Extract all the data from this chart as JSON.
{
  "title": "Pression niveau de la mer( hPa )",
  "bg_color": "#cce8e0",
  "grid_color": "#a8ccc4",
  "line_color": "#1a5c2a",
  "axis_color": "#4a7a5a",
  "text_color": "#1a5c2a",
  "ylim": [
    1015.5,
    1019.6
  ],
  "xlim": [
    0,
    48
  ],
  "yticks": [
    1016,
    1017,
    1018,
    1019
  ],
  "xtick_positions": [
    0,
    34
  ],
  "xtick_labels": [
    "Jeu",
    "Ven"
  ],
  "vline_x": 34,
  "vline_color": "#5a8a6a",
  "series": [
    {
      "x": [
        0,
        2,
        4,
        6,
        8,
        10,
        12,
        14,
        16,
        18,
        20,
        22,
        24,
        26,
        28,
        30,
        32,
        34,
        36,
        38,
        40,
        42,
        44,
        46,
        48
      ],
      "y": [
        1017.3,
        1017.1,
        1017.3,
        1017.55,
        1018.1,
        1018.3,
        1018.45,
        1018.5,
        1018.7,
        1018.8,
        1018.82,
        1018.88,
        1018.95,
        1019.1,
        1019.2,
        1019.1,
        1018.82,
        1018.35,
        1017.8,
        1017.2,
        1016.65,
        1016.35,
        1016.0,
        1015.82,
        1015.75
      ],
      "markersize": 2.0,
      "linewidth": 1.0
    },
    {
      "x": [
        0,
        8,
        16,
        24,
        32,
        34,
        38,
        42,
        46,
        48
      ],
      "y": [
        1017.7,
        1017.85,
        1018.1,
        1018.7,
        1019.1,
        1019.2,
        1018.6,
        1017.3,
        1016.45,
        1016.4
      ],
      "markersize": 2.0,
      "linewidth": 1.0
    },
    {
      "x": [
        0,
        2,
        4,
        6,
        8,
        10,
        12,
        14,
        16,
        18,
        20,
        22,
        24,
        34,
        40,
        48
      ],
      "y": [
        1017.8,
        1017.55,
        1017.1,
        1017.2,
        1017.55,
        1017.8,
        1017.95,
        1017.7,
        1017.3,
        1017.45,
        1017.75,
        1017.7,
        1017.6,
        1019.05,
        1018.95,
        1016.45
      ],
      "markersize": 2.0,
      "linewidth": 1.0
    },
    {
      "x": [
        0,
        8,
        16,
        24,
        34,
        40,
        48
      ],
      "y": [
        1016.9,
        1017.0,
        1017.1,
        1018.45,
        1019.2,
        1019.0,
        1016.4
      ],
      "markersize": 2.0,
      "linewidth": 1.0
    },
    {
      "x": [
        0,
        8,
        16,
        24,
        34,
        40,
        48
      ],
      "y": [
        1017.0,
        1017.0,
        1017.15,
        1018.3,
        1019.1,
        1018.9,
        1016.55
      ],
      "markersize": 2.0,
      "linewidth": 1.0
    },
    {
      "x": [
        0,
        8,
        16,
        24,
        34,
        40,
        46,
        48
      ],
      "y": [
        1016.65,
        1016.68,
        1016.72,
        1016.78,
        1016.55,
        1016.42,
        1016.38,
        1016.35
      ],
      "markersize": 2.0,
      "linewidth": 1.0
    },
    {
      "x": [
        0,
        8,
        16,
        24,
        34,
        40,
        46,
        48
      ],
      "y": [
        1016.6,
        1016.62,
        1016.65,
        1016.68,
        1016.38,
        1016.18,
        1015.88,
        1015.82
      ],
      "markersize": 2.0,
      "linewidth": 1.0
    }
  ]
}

++++++

## GIVEN EXERCISE
Give back all the records exactly as they stand.

## FULL RESPONSE
Extract all the data from this chart as JSON.
{
  "title": "Pression niveau de la mer( hPa )",
  "bg_color": "#cce8e0",
  "grid_color": "#a8ccc4",
  "line_color": "#1a5c2a",
  "axis_color": "#4a7a5a",
  "text_color": "#1a5c2a",
  "ylim": [
    1015.5,
    1019.6
  ],
  "xlim": [
    0,
    48
  ],
  "yticks": [
    1016,
    1017,
    1018,
    1019
  ],
  "xtick_positions": [
    0,
    34
  ],
  "xtick_labels": [
    "Jeu",
    "Ven"
  ],
  "vline_x": 34,
  "vline_color": "#5a8a6a",
  "series": [
    {
      "x": [
        0,
        2,
        4,
        6,
        8,
        10,
        12,
        14,
        16,
        18,
        20,
        22,
        24,
        26,
        28,
        30,
        32,
        34,
        36,
        38,
        40,
        42,
        44,
        46,
        48
      ],
      "y": [
        1017.3,
        1017.1,
        1017.3,
        1017.55,
        1018.1,
        1018.3,
        1018.45,
        1018.5,
        1018.7,
        1018.8,
        1018.82,
        1018.88,
        1018.95,
        1019.1,
        1019.2,
        1019.1,
        1018.82,
        1018.35,
        1017.8,
        1017.2,
        1016.65,
        1016.35,
        1016.0,
        1015.82,
        1015.75
      ],
      "markersize": 2.0,
      "linewidth": 1.0
    },
    {
      "x": [
        0,
        8,
        16,
        24,
        32,
        34,
        38,
        42,
        46,
        48
      ],
      "y": [
        1017.7,
        1017.85,
        1018.1,
        1018.7,
        1019.1,
        1019.2,
        1018.6,
        1017.3,
        1016.45,
        1016.4
      ],
      "markersize": 2.0,
      "linewidth": 1.0
    },
    {
      "x": [
        0,
        2,
        4,
        6,
        8,
        10,
        12,
        14,
        16,
        18,
        20,
        22,
        24,
        34,
        40,
        48
      ],
      "y": [
        1017.8,
        1017.55,
        1017.1,
        1017.2,
        1017.55,
        1017.8,
        1017.95,
        1017.7,
        1017.3,
        1017.45,
        1017.75,
        1017.7,
        1017.6,
        1019.05,
        1018.95,
        1016.45
      ],
      "markersize": 2.0,
      "linewidth": 1.0
    },
    {
      "x": [
        0,
        8,
        16,
        24,
        34,
        40,
        48
      ],
      "y": [
        1016.9,
        1017.0,
        1017.1,
        1018.45,
        1019.2,
        1019.0,
        1016.4
      ],
      "markersize": 2.0,
      "linewidth": 1.0
    },
    {
      "x": [
        0,
        8,
        16,
        24,
        34,
        40,
        48
      ],
      "y": [
        1017.0,
        1017.0,
        1017.15,
        1018.3,
        1019.1,
        1018.9,
        1016.55
      ],
      "markersize": 2.0,
      "linewidth": 1.0
    },
    {
      "x": [
        0,
        8,
        16,
        24,
        34,
        40,
        46,
        48
      ],
      "y": [
        1016.65,
        1016.68,
        1016.72,
        1016.78,
        1016.55,
        1016.42,
        1016.38,
        1016.35
      ],
      "markersize": 2.0,
      "linewidth": 1.0
    },
    {
      "x": [
        0,
        8,
        16,
        24,
        34,
        40,
        46,
        48
      ],
      "y": [
        1016.6,
        1016.62,
        1016.65,
        1016.68,
        1016.38,
        1016.18,
        1015.88,
        1015.82
      ],
      "markersize": 2.0,
      "linewidth": 1.0
    }
  ]
}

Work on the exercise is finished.